» **Document passage**:
India is leading in oral cancer and share one third of the total burden internationally (Gupta B, et al., 2017). The major etiology for oro-pharyngeal carcinoma is tobacco consumption (Laprise C, et al., 2016; Krishna Rao SV et al., 2013). Various forms includes smokeless tobacco, betel-quid chewing; excessive alcohol consumption, poor oral hygiene, nutrient-deficient diet, and sustained viral infections, i.e, Human Papillomavirus (HPV) are some of the risks associated with the occurrence of oral cancer. The International Agency for Research on Cancer (IARC) classified tobacco as a Group I carcinogenic substance in the oral cavity leading to mutations (International Agency for Research on Cancer, 2012). These genetic alterations may promote deregulation of apoptosis pathway, one of the most important mechanisms by which oral cancers are able to resist cell death (Loro L et al., 2005; Negrini S et al., 2010).

Apoptosis involve coordinated disassembly of intracellular machinery (Kumar S, 1999). Caspases, a group of cysteine proteases, undergoes a cascade of catalytic activation (McIlwain DR et al., 2013). The activation of extrinsic or death receptor pathway takes place in response to ligand binding of death receptors superfamily members (Reed JC, 2000). The initiator caspase-8 activates executioner pro-caspase-3 in cytoplasm which then organizes their activities to remove important structural proteins (Reed JC, 2000). Pro-caspase-3, as well as some other caspases, does not possess a nuclear localization signal however various mechanisms like passive diffusion and active transport have been suggested for nuclear accumulation of caspase-3 during apoptosis (Susin SA, et al., 1999; Enari M, et al., 1998; Liu X, et al., 1998). At the same time, some studies have reports also nuclear localization of Caspase-8 (Boege Y, et al., 2017).

Caspases are crucial for the removal of cells with mutations by apoptosis, thus their erroneous activation has strong consequence; it can assist in the perseverance of mutated cells, which support carcinogenesis (Philchenkov A et al., 2004). The zymogen precursor of executioner Caspase-3, is over expressed in multiple malignances, and this abnormal expression suggests the possibility for decisive roles of apoptotic machinery in oncogenic transformation (Soung YH, et al., 2004; Peterson QP, et al., 2009).

Reports of pro-caspase-3 and 8 expressions in multistep oral squamous cell carcinoma are contradictory. Some studies have reported elevated expression in squamous cell carcinoma as compared to adjacent normal and dysplasia some observed decrease (Coutinho-Camillo CM et al., 2011; Andressakis D, et al., 2008). The cytoplasmic positivity of pro-caspase-3 and 8 has been reported in many malignancies however their nuclear expression only few have reported.

» **Data to examine**:
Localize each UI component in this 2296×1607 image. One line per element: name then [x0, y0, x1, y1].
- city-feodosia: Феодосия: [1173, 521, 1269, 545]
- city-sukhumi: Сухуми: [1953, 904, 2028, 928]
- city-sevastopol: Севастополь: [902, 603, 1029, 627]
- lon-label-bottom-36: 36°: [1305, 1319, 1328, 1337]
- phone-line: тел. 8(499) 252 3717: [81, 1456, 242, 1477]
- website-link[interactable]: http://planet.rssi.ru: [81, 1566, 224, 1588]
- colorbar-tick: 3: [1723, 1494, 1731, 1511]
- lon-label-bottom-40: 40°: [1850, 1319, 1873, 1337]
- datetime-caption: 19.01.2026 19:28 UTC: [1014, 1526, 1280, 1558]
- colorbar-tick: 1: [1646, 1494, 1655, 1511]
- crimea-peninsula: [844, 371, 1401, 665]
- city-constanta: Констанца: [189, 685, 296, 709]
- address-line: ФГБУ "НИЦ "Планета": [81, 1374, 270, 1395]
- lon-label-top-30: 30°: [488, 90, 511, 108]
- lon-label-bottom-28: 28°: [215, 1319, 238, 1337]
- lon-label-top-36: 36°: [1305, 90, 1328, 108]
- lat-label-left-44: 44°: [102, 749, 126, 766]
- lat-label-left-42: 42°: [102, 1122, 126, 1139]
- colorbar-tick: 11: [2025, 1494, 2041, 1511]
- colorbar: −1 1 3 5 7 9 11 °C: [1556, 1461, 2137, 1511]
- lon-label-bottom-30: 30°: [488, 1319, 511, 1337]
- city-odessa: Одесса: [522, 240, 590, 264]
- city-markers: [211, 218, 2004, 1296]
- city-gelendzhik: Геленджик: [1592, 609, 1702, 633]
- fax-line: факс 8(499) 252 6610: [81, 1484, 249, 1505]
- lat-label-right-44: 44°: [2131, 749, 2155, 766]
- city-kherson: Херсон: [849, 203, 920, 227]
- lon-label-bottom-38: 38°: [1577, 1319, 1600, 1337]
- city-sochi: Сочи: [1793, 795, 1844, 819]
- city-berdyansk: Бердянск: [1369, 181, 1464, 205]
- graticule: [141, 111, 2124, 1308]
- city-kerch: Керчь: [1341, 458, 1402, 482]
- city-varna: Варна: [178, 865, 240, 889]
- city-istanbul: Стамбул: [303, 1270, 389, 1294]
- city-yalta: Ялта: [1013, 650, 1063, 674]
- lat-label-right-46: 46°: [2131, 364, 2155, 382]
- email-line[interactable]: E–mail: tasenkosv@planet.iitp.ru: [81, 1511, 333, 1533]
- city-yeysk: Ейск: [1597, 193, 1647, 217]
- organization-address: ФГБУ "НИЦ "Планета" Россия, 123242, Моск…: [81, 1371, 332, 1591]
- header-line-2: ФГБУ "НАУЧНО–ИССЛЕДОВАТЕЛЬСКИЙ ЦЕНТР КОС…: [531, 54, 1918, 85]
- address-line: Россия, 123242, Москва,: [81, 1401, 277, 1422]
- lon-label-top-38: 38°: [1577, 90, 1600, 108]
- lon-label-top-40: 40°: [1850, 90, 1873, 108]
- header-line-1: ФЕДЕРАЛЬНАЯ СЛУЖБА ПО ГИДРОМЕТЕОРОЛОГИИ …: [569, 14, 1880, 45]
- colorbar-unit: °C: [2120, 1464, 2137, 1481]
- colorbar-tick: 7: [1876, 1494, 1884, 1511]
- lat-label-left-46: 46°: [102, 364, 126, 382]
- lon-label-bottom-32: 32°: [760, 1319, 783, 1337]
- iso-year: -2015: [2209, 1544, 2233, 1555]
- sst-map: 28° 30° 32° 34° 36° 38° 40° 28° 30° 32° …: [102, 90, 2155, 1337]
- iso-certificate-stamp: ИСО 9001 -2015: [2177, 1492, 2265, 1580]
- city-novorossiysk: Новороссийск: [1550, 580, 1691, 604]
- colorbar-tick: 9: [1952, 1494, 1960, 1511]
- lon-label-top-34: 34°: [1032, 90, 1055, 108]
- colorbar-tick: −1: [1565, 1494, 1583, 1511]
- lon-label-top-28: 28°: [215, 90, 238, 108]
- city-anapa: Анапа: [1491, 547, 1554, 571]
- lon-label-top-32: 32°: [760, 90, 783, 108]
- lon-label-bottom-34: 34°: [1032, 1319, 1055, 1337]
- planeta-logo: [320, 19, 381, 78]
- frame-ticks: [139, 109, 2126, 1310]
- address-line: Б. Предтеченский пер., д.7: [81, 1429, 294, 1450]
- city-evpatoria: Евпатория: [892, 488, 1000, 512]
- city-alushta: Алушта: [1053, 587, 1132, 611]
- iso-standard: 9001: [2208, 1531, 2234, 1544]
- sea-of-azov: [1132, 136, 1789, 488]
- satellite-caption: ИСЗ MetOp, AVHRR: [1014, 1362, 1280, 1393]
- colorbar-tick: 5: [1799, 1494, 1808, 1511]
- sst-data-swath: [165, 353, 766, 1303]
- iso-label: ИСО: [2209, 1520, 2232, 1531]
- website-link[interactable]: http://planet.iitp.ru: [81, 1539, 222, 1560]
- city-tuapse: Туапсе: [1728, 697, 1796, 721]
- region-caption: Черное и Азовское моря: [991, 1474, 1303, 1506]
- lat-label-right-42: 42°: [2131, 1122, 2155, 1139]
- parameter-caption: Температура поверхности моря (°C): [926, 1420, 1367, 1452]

» **Instructions**:
a: In the oral cancer passage, what group does the International Agency for Research on Cancer place tobacco in?
b: Return the part of the oral cancer passage that begins at the words "Caspases are crucial" and stops after "et al., 2009).".
Rely only on the oral cancer passage, not on the entries.

» **Answer set**:
a: Group I, as a carcinogenic substance in the oral cavity.

b:
Caspases are crucial for the removal of cells with mutations by apoptosis, thus their erroneous activation has strong consequence; it can assist in the perseverance of mutated cells, which support carcinogenesis (Philchenkov A et al., 2004). The zymogen precursor of executioner Caspase-3, is over expressed in multiple malignances, and this abnormal expression suggests the possibility for decisive roles of apoptotic machinery in oncogenic transformation (Soung YH, et al., 2004; Peterson QP, et al., 2009).